[Data records]
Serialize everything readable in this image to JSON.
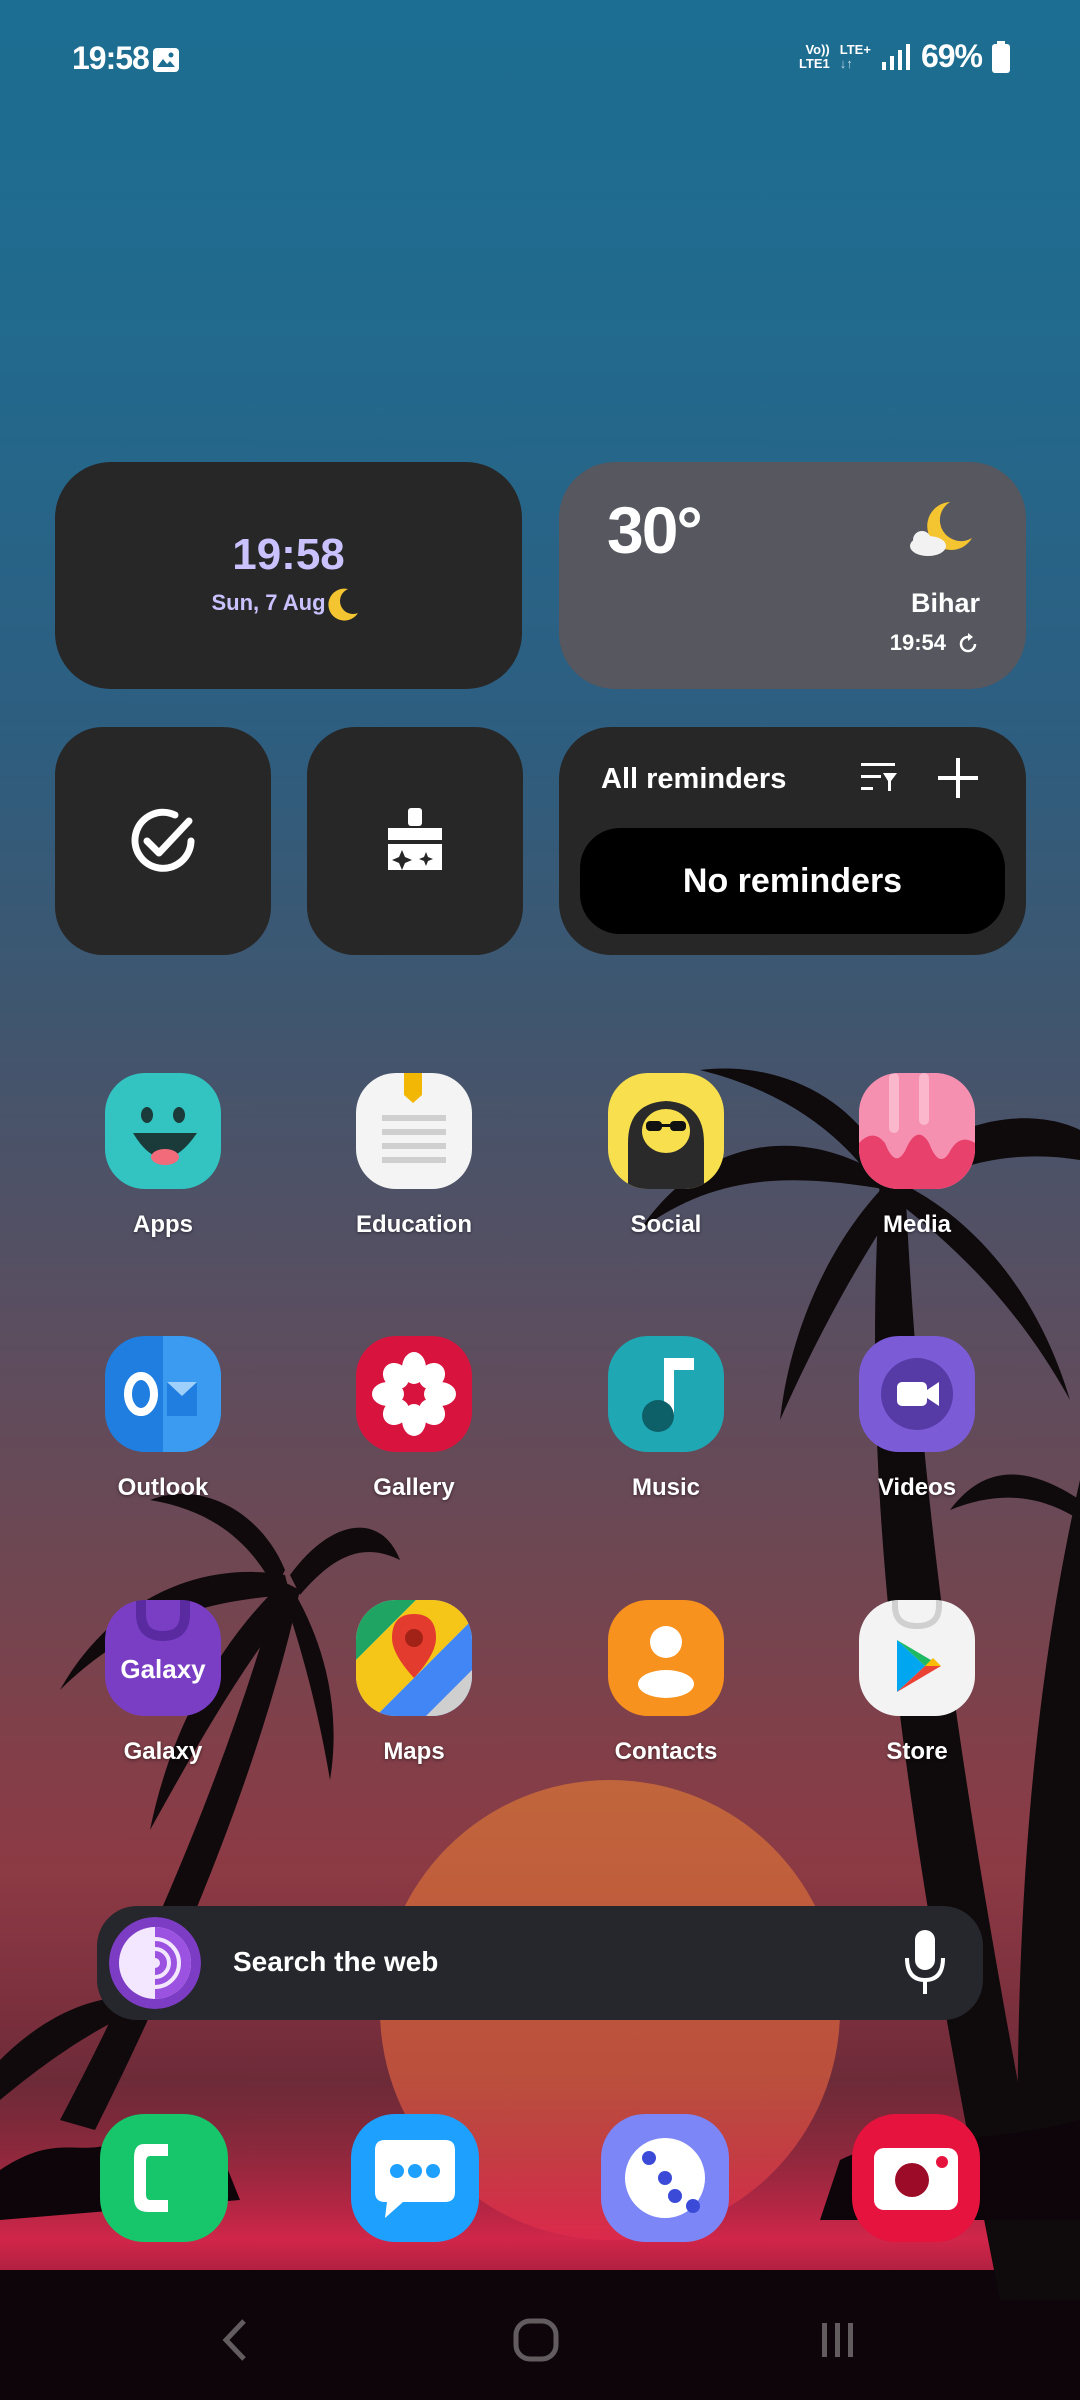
{
  "status_bar": {
    "time": "19:58",
    "volte_line1": "Vo))",
    "volte_line2": "LTE1",
    "lte_label": "LTE+",
    "battery": "69%"
  },
  "clock_widget": {
    "time": "19:58",
    "date": "Sun, 7 Aug"
  },
  "weather_widget": {
    "temperature": "30°",
    "location": "Bihar",
    "updated": "19:54"
  },
  "reminders_widget": {
    "title": "All reminders",
    "empty_text": "No reminders"
  },
  "apps": [
    {
      "label": "Apps"
    },
    {
      "label": "Education"
    },
    {
      "label": "Social"
    },
    {
      "label": "Media"
    },
    {
      "label": "Outlook"
    },
    {
      "label": "Gallery"
    },
    {
      "label": "Music"
    },
    {
      "label": "Videos"
    },
    {
      "label": "Galaxy"
    },
    {
      "label": "Maps"
    },
    {
      "label": "Contacts"
    },
    {
      "label": "Store"
    }
  ],
  "galaxy_icon_text": "Galaxy",
  "search": {
    "placeholder": "Search the web"
  },
  "colors": {
    "clock_accent": "#c9c2ff",
    "phone_green": "#17c56a",
    "messages_blue": "#1ea0ff",
    "bixby_purple": "#7c86f6",
    "camera_red": "#e5133d"
  }
}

**Task description:**
Quote the data above in full, leaving out the pictures it holds.

**Answer for the task:**
Serialize everything readable in this image to JSON.
{
  "status_bar": {
    "time": "19:58",
    "volte_line1": "Vo))",
    "volte_line2": "LTE1",
    "lte_label": "LTE+",
    "battery": "69%"
  },
  "clock_widget": {
    "time": "19:58",
    "date": "Sun, 7 Aug"
  },
  "weather_widget": {
    "temperature": "30°",
    "location": "Bihar",
    "updated": "19:54"
  },
  "reminders_widget": {
    "title": "All reminders",
    "empty_text": "No reminders"
  },
  "apps": [
    {
      "label": "Apps"
    },
    {
      "label": "Education"
    },
    {
      "label": "Social"
    },
    {
      "label": "Media"
    },
    {
      "label": "Outlook"
    },
    {
      "label": "Gallery"
    },
    {
      "label": "Music"
    },
    {
      "label": "Videos"
    },
    {
      "label": "Galaxy"
    },
    {
      "label": "Maps"
    },
    {
      "label": "Contacts"
    },
    {
      "label": "Store"
    }
  ],
  "galaxy_icon_text": "Galaxy",
  "search": {
    "placeholder": "Search the web"
  },
  "colors": {
    "clock_accent": "#c9c2ff",
    "phone_green": "#17c56a",
    "messages_blue": "#1ea0ff",
    "bixby_purple": "#7c86f6",
    "camera_red": "#e5133d"
  }
}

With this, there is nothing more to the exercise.